* Stated task
Give the number of lines in the data that hold the word "jednocześnie", and nothing else.

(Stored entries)

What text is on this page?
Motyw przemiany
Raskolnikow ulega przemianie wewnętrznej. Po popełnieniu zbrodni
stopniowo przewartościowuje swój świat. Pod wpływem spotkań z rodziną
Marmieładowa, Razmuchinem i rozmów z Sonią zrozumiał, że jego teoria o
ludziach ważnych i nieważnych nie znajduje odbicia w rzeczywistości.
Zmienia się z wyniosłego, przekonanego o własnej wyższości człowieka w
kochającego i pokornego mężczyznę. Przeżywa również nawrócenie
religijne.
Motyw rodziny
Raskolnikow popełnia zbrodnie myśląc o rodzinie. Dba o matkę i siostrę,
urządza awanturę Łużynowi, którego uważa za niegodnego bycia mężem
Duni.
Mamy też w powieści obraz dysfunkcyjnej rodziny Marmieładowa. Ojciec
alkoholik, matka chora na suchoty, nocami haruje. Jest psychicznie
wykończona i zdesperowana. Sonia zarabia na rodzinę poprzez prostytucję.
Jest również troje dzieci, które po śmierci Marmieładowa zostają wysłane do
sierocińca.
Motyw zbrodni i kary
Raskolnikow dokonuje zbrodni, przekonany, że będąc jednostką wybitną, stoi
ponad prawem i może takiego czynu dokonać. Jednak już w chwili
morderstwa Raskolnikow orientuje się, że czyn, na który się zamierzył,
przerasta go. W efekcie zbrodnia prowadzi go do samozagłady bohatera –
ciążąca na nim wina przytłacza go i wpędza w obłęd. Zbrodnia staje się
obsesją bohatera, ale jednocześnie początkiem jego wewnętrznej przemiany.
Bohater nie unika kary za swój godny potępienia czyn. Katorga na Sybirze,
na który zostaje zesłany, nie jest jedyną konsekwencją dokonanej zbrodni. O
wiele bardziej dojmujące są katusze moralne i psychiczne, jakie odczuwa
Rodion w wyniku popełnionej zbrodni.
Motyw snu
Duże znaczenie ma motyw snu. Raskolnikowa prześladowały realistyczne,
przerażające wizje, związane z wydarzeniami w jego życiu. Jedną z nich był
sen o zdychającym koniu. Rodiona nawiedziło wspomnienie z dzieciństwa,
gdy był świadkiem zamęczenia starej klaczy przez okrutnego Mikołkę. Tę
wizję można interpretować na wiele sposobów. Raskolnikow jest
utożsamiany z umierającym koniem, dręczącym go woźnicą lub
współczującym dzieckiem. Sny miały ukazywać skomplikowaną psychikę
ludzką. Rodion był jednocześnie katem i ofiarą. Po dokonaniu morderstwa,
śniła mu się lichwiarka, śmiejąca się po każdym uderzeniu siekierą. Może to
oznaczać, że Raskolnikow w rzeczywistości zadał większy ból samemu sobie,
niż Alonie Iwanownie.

* Answer to this problem
2